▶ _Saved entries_
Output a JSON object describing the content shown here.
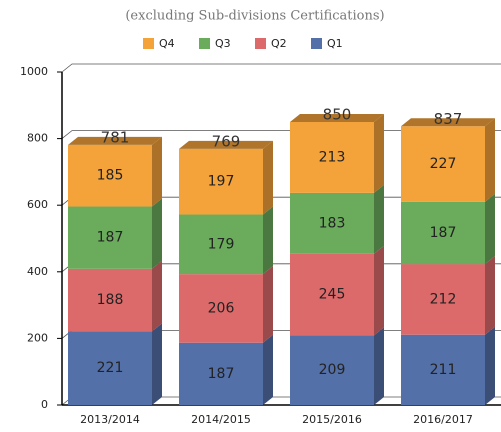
{
  "chart_data": {
    "type": "bar",
    "stacked": true,
    "subtitle": "(excluding Sub-divisions Certifications)",
    "categories": [
      "2013/2014",
      "2014/2015",
      "2015/2016",
      "2016/2017"
    ],
    "series": [
      {
        "name": "Q1",
        "color": "#5470a8",
        "values": [
          221,
          187,
          209,
          211
        ]
      },
      {
        "name": "Q2",
        "color": "#dc6a6a",
        "values": [
          188,
          206,
          245,
          212
        ]
      },
      {
        "name": "Q3",
        "color": "#6aac5c",
        "values": [
          187,
          179,
          183,
          187
        ]
      },
      {
        "name": "Q4",
        "color": "#f4a23a",
        "values": [
          185,
          197,
          213,
          227
        ]
      }
    ],
    "totals": [
      781,
      769,
      850,
      837
    ],
    "ylim": [
      0,
      1000
    ],
    "yticks": [
      0,
      200,
      400,
      600,
      800,
      1000
    ],
    "grid": true
  }
}
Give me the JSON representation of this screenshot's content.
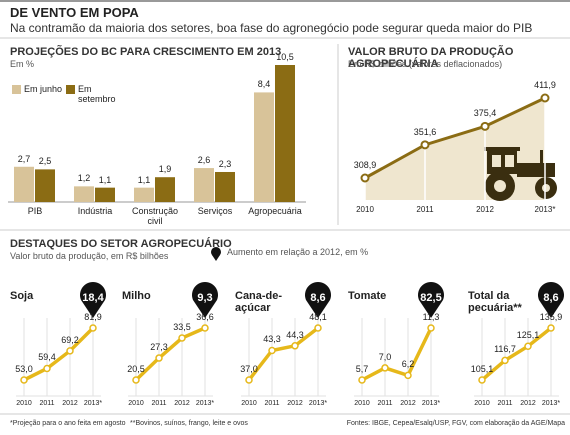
{
  "header": {
    "title": "DE VENTO EM POPA",
    "subtitle": "Na contramão da maioria dos setores, boa fase do agronegócio pode segurar queda maior do PIB"
  },
  "chart_data": [
    {
      "type": "bar",
      "title": "PROJEÇÕES DO BC PARA CRESCIMENTO EM 2013",
      "subtitle": "Em %",
      "categories": [
        "PIB",
        "Indústria",
        "Construção civil",
        "Serviços",
        "Agropecuária"
      ],
      "series": [
        {
          "name": "Em junho",
          "color": "#d8c399",
          "values": [
            2.7,
            1.2,
            1.1,
            2.6,
            8.4
          ],
          "value_labels": [
            "2,7",
            "1,2",
            "1,1",
            "2,6",
            "8,4"
          ]
        },
        {
          "name": "Em setembro",
          "color": "#8b6c14",
          "values": [
            2.5,
            1.1,
            1.9,
            2.3,
            10.5
          ],
          "value_labels": [
            "2,5",
            "1,1",
            "1,9",
            "2,3",
            "10,5"
          ]
        }
      ]
    },
    {
      "type": "area",
      "title": "VALOR BRUTO DA PRODUÇÃO AGROPECUÁRIA",
      "subtitle": "Em R$ bilhões (valores deflacionados)",
      "categories": [
        "2010",
        "2011",
        "2012",
        "2013*"
      ],
      "values": [
        308.9,
        351.6,
        375.4,
        411.9
      ],
      "value_labels": [
        "308,9",
        "351,6",
        "375,4",
        "411,9"
      ],
      "color": "#8b6c14"
    },
    {
      "type": "line",
      "title": "Soja",
      "categories": [
        "2010",
        "2011",
        "2012",
        "2013*"
      ],
      "values": [
        53.0,
        59.4,
        69.2,
        81.9
      ],
      "value_labels": [
        "53,0",
        "59,4",
        "69,2",
        "81,9"
      ],
      "color": "#e6b81a",
      "change": 18.4,
      "change_label": "18,4"
    },
    {
      "type": "line",
      "title": "Milho",
      "categories": [
        "2010",
        "2011",
        "2012",
        "2013*"
      ],
      "values": [
        20.5,
        27.3,
        33.5,
        36.6
      ],
      "value_labels": [
        "20,5",
        "27,3",
        "33,5",
        "36,6"
      ],
      "color": "#e6b81a",
      "change": 9.3,
      "change_label": "9,3"
    },
    {
      "type": "line",
      "title": "Cana-de-açúcar",
      "categories": [
        "2010",
        "2011",
        "2012",
        "2013*"
      ],
      "values": [
        37.0,
        43.3,
        44.3,
        48.1
      ],
      "value_labels": [
        "37,0",
        "43,3",
        "44,3",
        "48,1"
      ],
      "color": "#e6b81a",
      "change": 8.6,
      "change_label": "8,6"
    },
    {
      "type": "line",
      "title": "Tomate",
      "categories": [
        "2010",
        "2011",
        "2012",
        "2013*"
      ],
      "values": [
        5.7,
        7.0,
        6.2,
        11.3
      ],
      "value_labels": [
        "5,7",
        "7,0",
        "6,2",
        "11,3"
      ],
      "color": "#e6b81a",
      "change": 82.5,
      "change_label": "82,5"
    },
    {
      "type": "line",
      "title": "Total da pecuária**",
      "categories": [
        "2010",
        "2011",
        "2012",
        "2013*"
      ],
      "values": [
        105.1,
        116.7,
        125.1,
        135.9
      ],
      "value_labels": [
        "105,1",
        "116,7",
        "125,1",
        "135,9"
      ],
      "color": "#e6b81a",
      "change": 8.6,
      "change_label": "8,6"
    }
  ],
  "section": {
    "title": "DESTAQUES DO SETOR AGROPECUÁRIO",
    "subtitle": "Valor bruto da produção, em R$ bilhões",
    "legend": "Aumento em relação a 2012, em %"
  },
  "footer": {
    "notes": [
      "*Projeção para o ano feita em agosto",
      "**Bovinos, suínos, frango, leite e ovos"
    ],
    "source": "Fontes: IBGE, Cepea/Esalq/USP, FGV, com elaboração da AGE/Mapa"
  }
}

▶ _Task description_
Print each entry shown above with exact wording and no pictures.

▶ _The solution_
Output a JSON object describing the content shown here.
{
  "chart_data": {
    "type": "bar",
    "stacked": true,
    "subtitle": "(excluding Sub-divisions Certifications)",
    "categories": [
      "2013/2014",
      "2014/2015",
      "2015/2016",
      "2016/2017"
    ],
    "series": [
      {
        "name": "Q1",
        "color": "#5470a8",
        "values": [
          221,
          187,
          209,
          211
        ]
      },
      {
        "name": "Q2",
        "color": "#dc6a6a",
        "values": [
          188,
          206,
          245,
          212
        ]
      },
      {
        "name": "Q3",
        "color": "#6aac5c",
        "values": [
          187,
          179,
          183,
          187
        ]
      },
      {
        "name": "Q4",
        "color": "#f4a23a",
        "values": [
          185,
          197,
          213,
          227
        ]
      }
    ],
    "totals": [
      781,
      769,
      850,
      837
    ],
    "ylim": [
      0,
      1000
    ],
    "yticks": [
      0,
      200,
      400,
      600,
      800,
      1000
    ],
    "grid": true
  }
}
Give me the JSON representation of this screenshot's content.
{
  "header": {
    "title": "DE VENTO EM POPA",
    "subtitle": "Na contramão da maioria dos setores, boa fase do agronegócio pode segurar queda maior do PIB"
  },
  "chart_data": [
    {
      "type": "bar",
      "title": "PROJEÇÕES DO BC PARA CRESCIMENTO EM 2013",
      "subtitle": "Em %",
      "categories": [
        "PIB",
        "Indústria",
        "Construção civil",
        "Serviços",
        "Agropecuária"
      ],
      "series": [
        {
          "name": "Em junho",
          "color": "#d8c399",
          "values": [
            2.7,
            1.2,
            1.1,
            2.6,
            8.4
          ],
          "value_labels": [
            "2,7",
            "1,2",
            "1,1",
            "2,6",
            "8,4"
          ]
        },
        {
          "name": "Em setembro",
          "color": "#8b6c14",
          "values": [
            2.5,
            1.1,
            1.9,
            2.3,
            10.5
          ],
          "value_labels": [
            "2,5",
            "1,1",
            "1,9",
            "2,3",
            "10,5"
          ]
        }
      ]
    },
    {
      "type": "area",
      "title": "VALOR BRUTO DA PRODUÇÃO AGROPECUÁRIA",
      "subtitle": "Em R$ bilhões (valores deflacionados)",
      "categories": [
        "2010",
        "2011",
        "2012",
        "2013*"
      ],
      "values": [
        308.9,
        351.6,
        375.4,
        411.9
      ],
      "value_labels": [
        "308,9",
        "351,6",
        "375,4",
        "411,9"
      ],
      "color": "#8b6c14"
    },
    {
      "type": "line",
      "title": "Soja",
      "categories": [
        "2010",
        "2011",
        "2012",
        "2013*"
      ],
      "values": [
        53.0,
        59.4,
        69.2,
        81.9
      ],
      "value_labels": [
        "53,0",
        "59,4",
        "69,2",
        "81,9"
      ],
      "color": "#e6b81a",
      "change": 18.4,
      "change_label": "18,4"
    },
    {
      "type": "line",
      "title": "Milho",
      "categories": [
        "2010",
        "2011",
        "2012",
        "2013*"
      ],
      "values": [
        20.5,
        27.3,
        33.5,
        36.6
      ],
      "value_labels": [
        "20,5",
        "27,3",
        "33,5",
        "36,6"
      ],
      "color": "#e6b81a",
      "change": 9.3,
      "change_label": "9,3"
    },
    {
      "type": "line",
      "title": "Cana-de-açúcar",
      "categories": [
        "2010",
        "2011",
        "2012",
        "2013*"
      ],
      "values": [
        37.0,
        43.3,
        44.3,
        48.1
      ],
      "value_labels": [
        "37,0",
        "43,3",
        "44,3",
        "48,1"
      ],
      "color": "#e6b81a",
      "change": 8.6,
      "change_label": "8,6"
    },
    {
      "type": "line",
      "title": "Tomate",
      "categories": [
        "2010",
        "2011",
        "2012",
        "2013*"
      ],
      "values": [
        5.7,
        7.0,
        6.2,
        11.3
      ],
      "value_labels": [
        "5,7",
        "7,0",
        "6,2",
        "11,3"
      ],
      "color": "#e6b81a",
      "change": 82.5,
      "change_label": "82,5"
    },
    {
      "type": "line",
      "title": "Total da pecuária**",
      "categories": [
        "2010",
        "2011",
        "2012",
        "2013*"
      ],
      "values": [
        105.1,
        116.7,
        125.1,
        135.9
      ],
      "value_labels": [
        "105,1",
        "116,7",
        "125,1",
        "135,9"
      ],
      "color": "#e6b81a",
      "change": 8.6,
      "change_label": "8,6"
    }
  ],
  "section": {
    "title": "DESTAQUES DO SETOR AGROPECUÁRIO",
    "subtitle": "Valor bruto da produção, em R$ bilhões",
    "legend": "Aumento em relação a 2012, em %"
  },
  "footer": {
    "notes": [
      "*Projeção para o ano feita em agosto",
      "**Bovinos, suínos, frango, leite e ovos"
    ],
    "source": "Fontes: IBGE, Cepea/Esalq/USP, FGV, com elaboração da AGE/Mapa"
  }
}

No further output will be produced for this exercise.